------ Supplied data

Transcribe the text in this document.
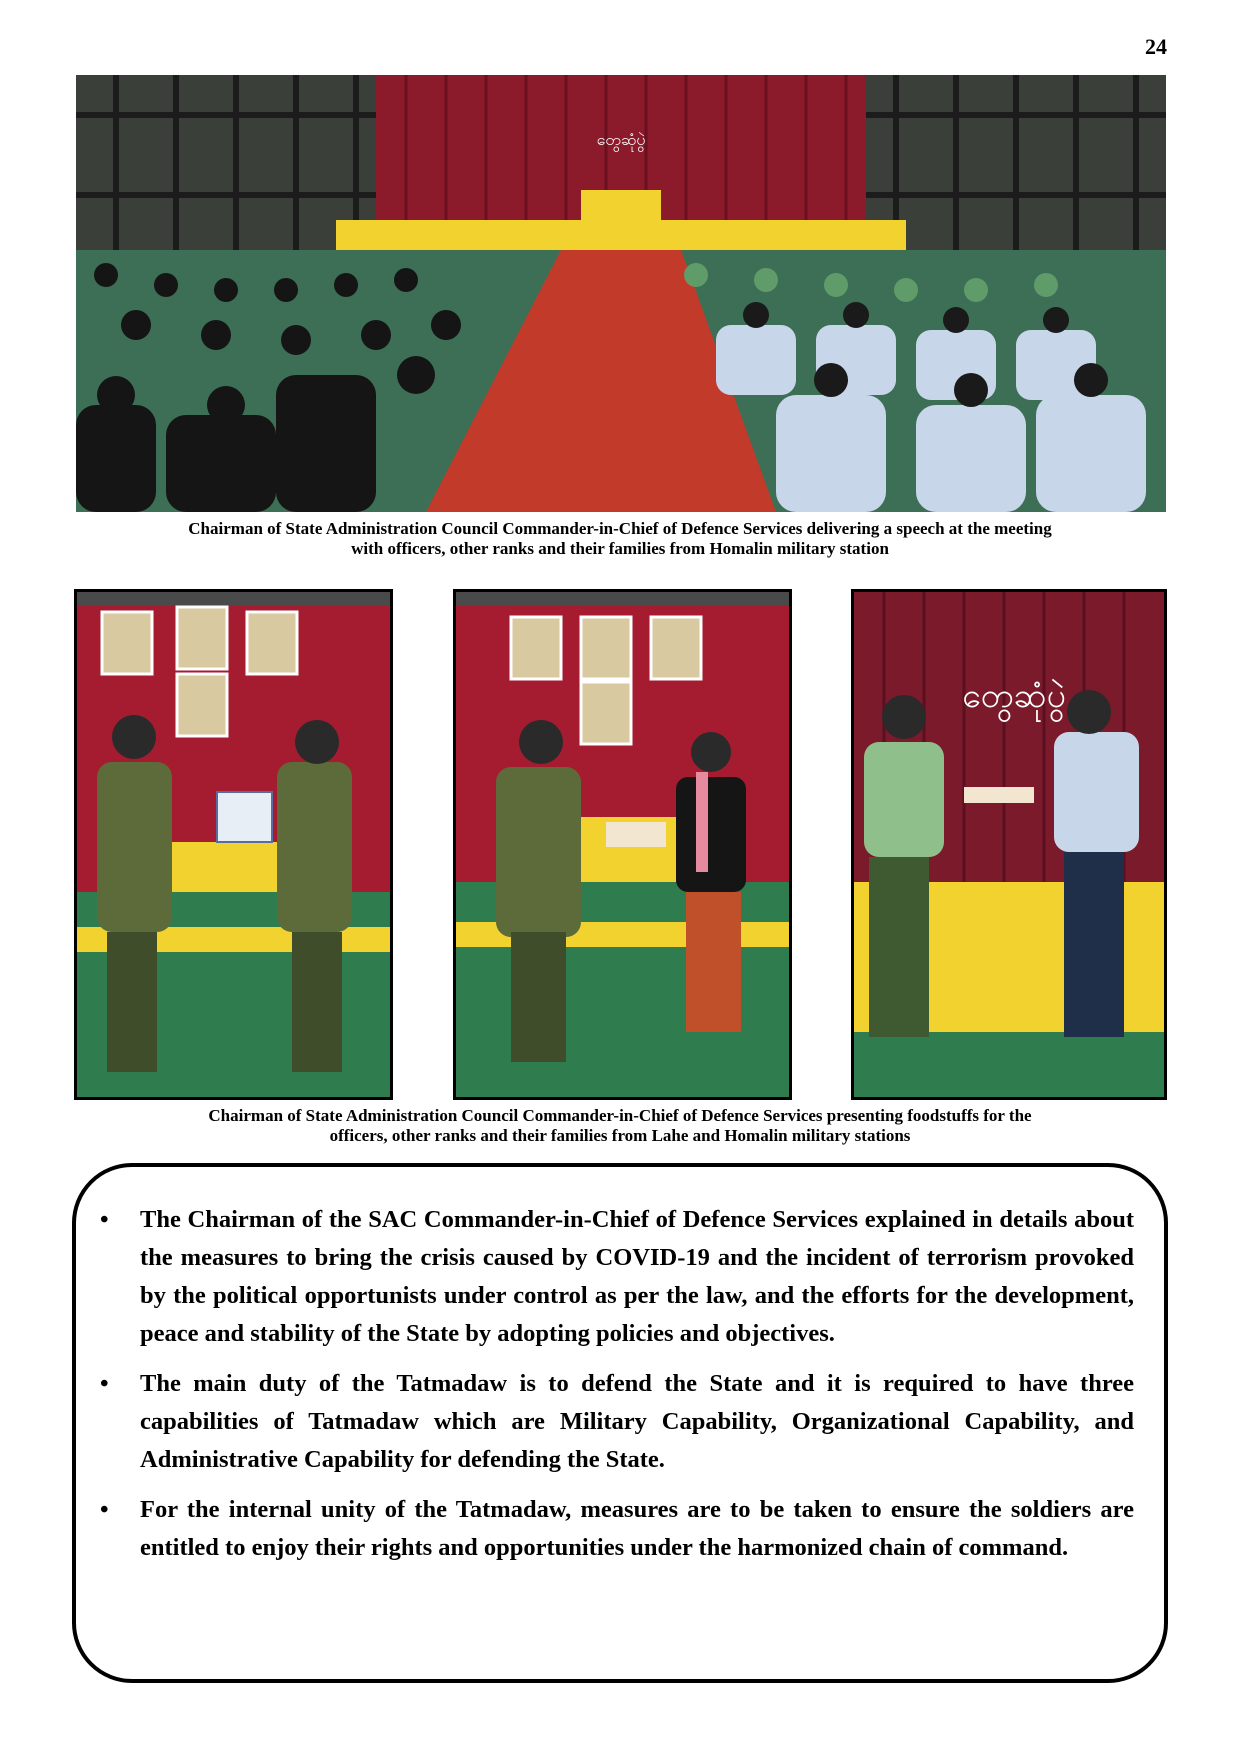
24
တွေဆုံပွဲ
Chairman of State Administration Council Commander-in-Chief of Defence Services delivering a speech at the meeting
with officers, other ranks and their families from Homalin military station
တွေဆုံပွဲ
Chairman of State Administration Council Commander-in-Chief of Defence Services presenting foodstuffs for the
officers, other ranks and their families from Lahe and Homalin military stations
• The Chairman of the SAC Commander-in-Chief of Defence Services explained in details about the measures to bring the crisis caused by COVID-19 and the incident of terrorism provoked by the political opportunists under control as per the law, and the efforts for the development, peace and stability of the State by adopting policies and objectives.
• The main duty of the Tatmadaw is to defend the State and it is required to have three capabilities of Tatmadaw which are Military Capability, Organizational Capability, and Administrative Capability for defending the State.
• For the internal unity of the Tatmadaw, measures are to be taken to ensure the soldiers are entitled to enjoy their rights and opportunities under the harmonized chain of command.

------------

Scan the listing above for the word "Council" and copy every line that holds it.

Chairman of State Administration Council Commander-in-Chief of Defence Services delivering a speech at the meeting
Chairman of State Administration Council Commander-in-Chief of Defence Services presenting foodstuffs for the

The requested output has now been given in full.